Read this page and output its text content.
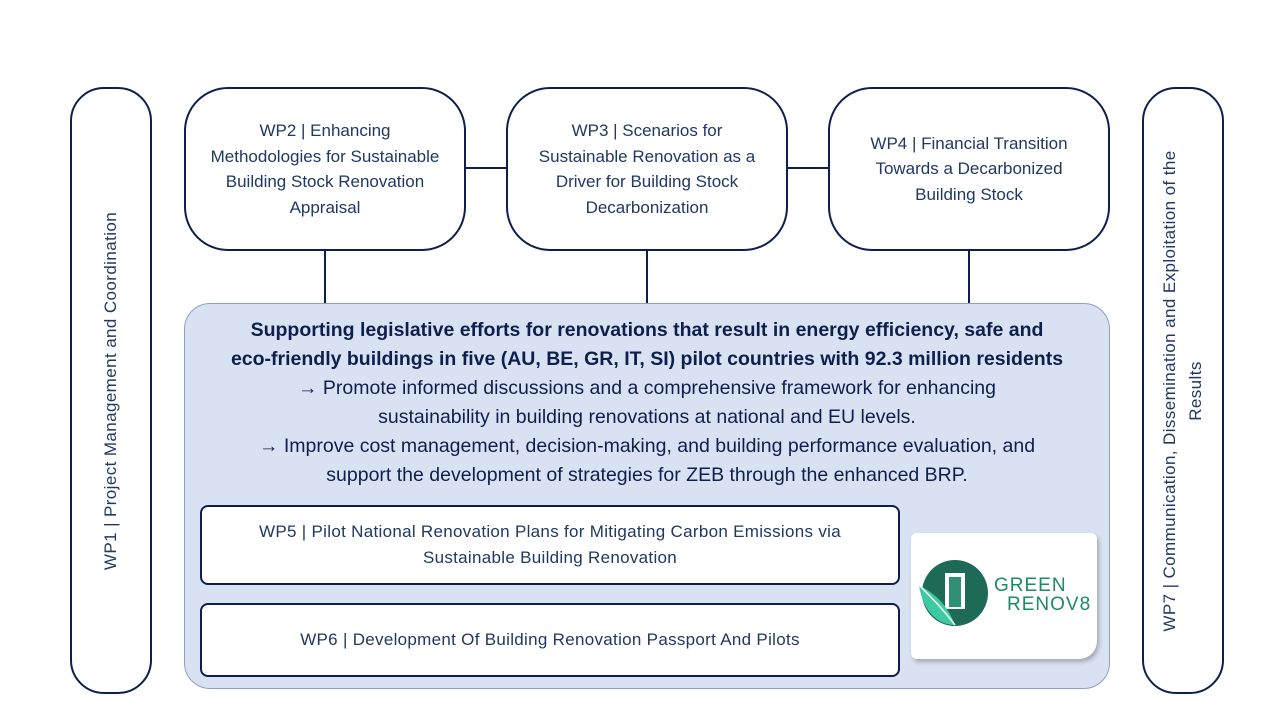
WP1 | Project Management and Coordination	WP7 | Communication, Dissemination and Exploitation of the Results
WP2 | Enhancing Methodologies for Sustainable Building Stock Renovation Appraisal
WP3 | Scenarios for Sustainable Renovation as a Driver for Building Stock Decarbonization
WP4 | Financial Transition Towards a Decarbonized Building Stock
Supporting legislative efforts for renovations that result in energy efficiency, safe and
eco-friendly buildings in five (AU, BE, GR, IT, SI) pilot countries with 92.3 million residents
→ Promote informed discussions and a comprehensive framework for enhancing
sustainability in building renovations at national and EU levels.
→ Improve cost management, decision-making, and building performance evaluation, and
support the development of strategies for ZEB through the enhanced BRP.
WP5 | Pilot National Renovation Plans for Mitigating Carbon Emissions via Sustainable Building Renovation
WP6 | Development Of Building Renovation Passport And Pilots
GREEN
RENOV8
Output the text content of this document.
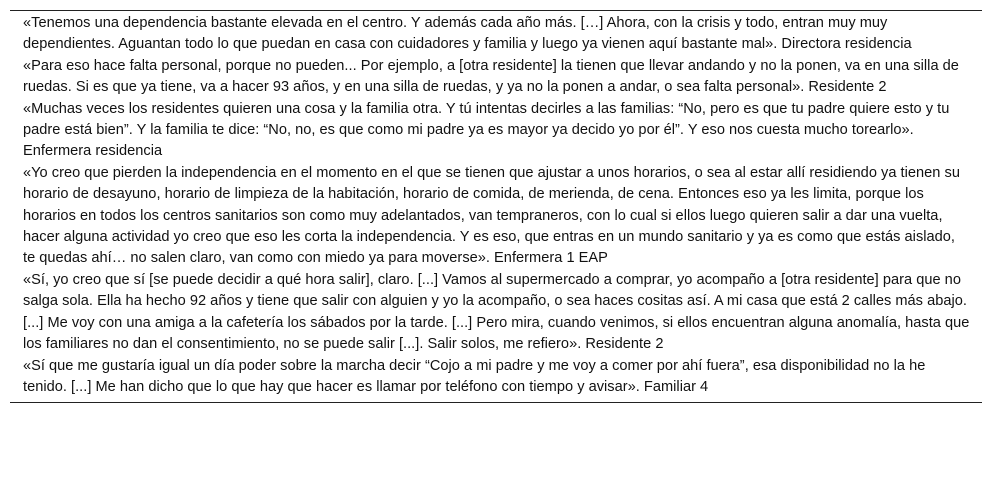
«Tenemos una dependencia bastante elevada en el centro. Y además cada año más. […] Ahora, con la crisis y todo, entran muy muy dependientes. Aguantan todo lo que puedan en casa con cuidadores y familia y luego ya vienen aquí bastante mal». Directora residencia
«Para eso hace falta personal, porque no pueden... Por ejemplo, a [otra residente] la tienen que llevar andando y no la ponen, va en una silla de ruedas. Si es que ya tiene, va a hacer 93 años, y en una silla de ruedas, y ya no la ponen a andar, o sea falta personal». Residente 2
«Muchas veces los residentes quieren una cosa y la familia otra. Y tú intentas decirles a las familias: “No, pero es que tu padre quiere esto y tu padre está bien”. Y la familia te dice: “No, no, es que como mi padre ya es mayor ya decido yo por él”. Y eso nos cuesta mucho torearlo». Enfermera residencia
«Yo creo que pierden la independencia en el momento en el que se tienen que ajustar a unos horarios, o sea al estar allí residiendo ya tienen su horario de desayuno, horario de limpieza de la habitación, horario de comida, de merienda, de cena. Entonces eso ya les limita, porque los horarios en todos los centros sanitarios son como muy adelantados, van tempraneros, con lo cual si ellos luego quieren salir a dar una vuelta, hacer alguna actividad yo creo que eso les corta la independencia. Y es eso, que entras en un mundo sanitario y ya es como que estás aislado, te quedas ahí… no salen claro, van como con miedo ya para moverse». Enfermera 1 EAP
«Sí, yo creo que sí [se puede decidir a qué hora salir], claro. [...] Vamos al supermercado a comprar, yo acompaño a [otra residente] para que no salga sola. Ella ha hecho 92 años y tiene que salir con alguien y yo la acompaño, o sea haces cositas así. A mi casa que está 2 calles más abajo. [...] Me voy con una amiga a la cafetería los sábados por la tarde. [...] Pero mira, cuando venimos, si ellos encuentran alguna anomalía, hasta que los familiares no dan el consentimiento, no se puede salir [...]. Salir solos, me refiero». Residente 2
«Sí que me gustaría igual un día poder sobre la marcha decir “Cojo a mi padre y me voy a comer por ahí fuera”, esa disponibilidad no la he tenido. [...] Me han dicho que lo que hay que hacer es llamar por teléfono con tiempo y avisar». Familiar 4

|---|

TASK GOAL:
Leave out the pictures and transcribe the entries above exactly.

ANSWER TO THIS TASK:
Read this page and output its text content.
WP1 | Project Management and Coordination	WP7 | Communication, Dissemination and Exploitation of the Results
WP2 | Enhancing Methodologies for Sustainable Building Stock Renovation Appraisal
WP3 | Scenarios for Sustainable Renovation as a Driver for Building Stock Decarbonization
WP4 | Financial Transition Towards a Decarbonized Building Stock
Supporting legislative efforts for renovations that result in energy efficiency, safe and
eco-friendly buildings in five (AU, BE, GR, IT, SI) pilot countries with 92.3 million residents
→ Promote informed discussions and a comprehensive framework for enhancing
sustainability in building renovations at national and EU levels.
→ Improve cost management, decision-making, and building performance evaluation, and
support the development of strategies for ZEB through the enhanced BRP.
WP5 | Pilot National Renovation Plans for Mitigating Carbon Emissions via Sustainable Building Renovation
WP6 | Development Of Building Renovation Passport And Pilots
GREEN
RENOV8
Output the text content of this document.
«Tenemos una dependencia bastante elevada en el centro. Y además cada año más. […] Ahora, con la crisis y todo, entran muy muy dependientes. Aguantan todo lo que puedan en casa con cuidadores y familia y luego ya vienen aquí bastante mal». Directora residencia
«Para eso hace falta personal, porque no pueden... Por ejemplo, a [otra residente] la tienen que llevar andando y no la ponen, va en una silla de ruedas. Si es que ya tiene, va a hacer 93 años, y en una silla de ruedas, y ya no la ponen a andar, o sea falta personal». Residente 2
«Muchas veces los residentes quieren una cosa y la familia otra. Y tú intentas decirles a las familias: “No, pero es que tu padre quiere esto y tu padre está bien”. Y la familia te dice: “No, no, es que como mi padre ya es mayor ya decido yo por él”. Y eso nos cuesta mucho torearlo». Enfermera residencia
«Yo creo que pierden la independencia en el momento en el que se tienen que ajustar a unos horarios, o sea al estar allí residiendo ya tienen su horario de desayuno, horario de limpieza de la habitación, horario de comida, de merienda, de cena. Entonces eso ya les limita, porque los horarios en todos los centros sanitarios son como muy adelantados, van tempraneros, con lo cual si ellos luego quieren salir a dar una vuelta, hacer alguna actividad yo creo que eso les corta la independencia. Y es eso, que entras en un mundo sanitario y ya es como que estás aislado, te quedas ahí… no salen claro, van como con miedo ya para moverse». Enfermera 1 EAP
«Sí, yo creo que sí [se puede decidir a qué hora salir], claro. [...] Vamos al supermercado a comprar, yo acompaño a [otra residente] para que no salga sola. Ella ha hecho 92 años y tiene que salir con alguien y yo la acompaño, o sea haces cositas así. A mi casa que está 2 calles más abajo. [...] Me voy con una amiga a la cafetería los sábados por la tarde. [...] Pero mira, cuando venimos, si ellos encuentran alguna anomalía, hasta que los familiares no dan el consentimiento, no se puede salir [...]. Salir solos, me refiero». Residente 2
«Sí que me gustaría igual un día poder sobre la marcha decir “Cojo a mi padre y me voy a comer por ahí fuera”, esa disponibilidad no la he tenido. [...] Me han dicho que lo que hay que hacer es llamar por teléfono con tiempo y avisar». Familiar 4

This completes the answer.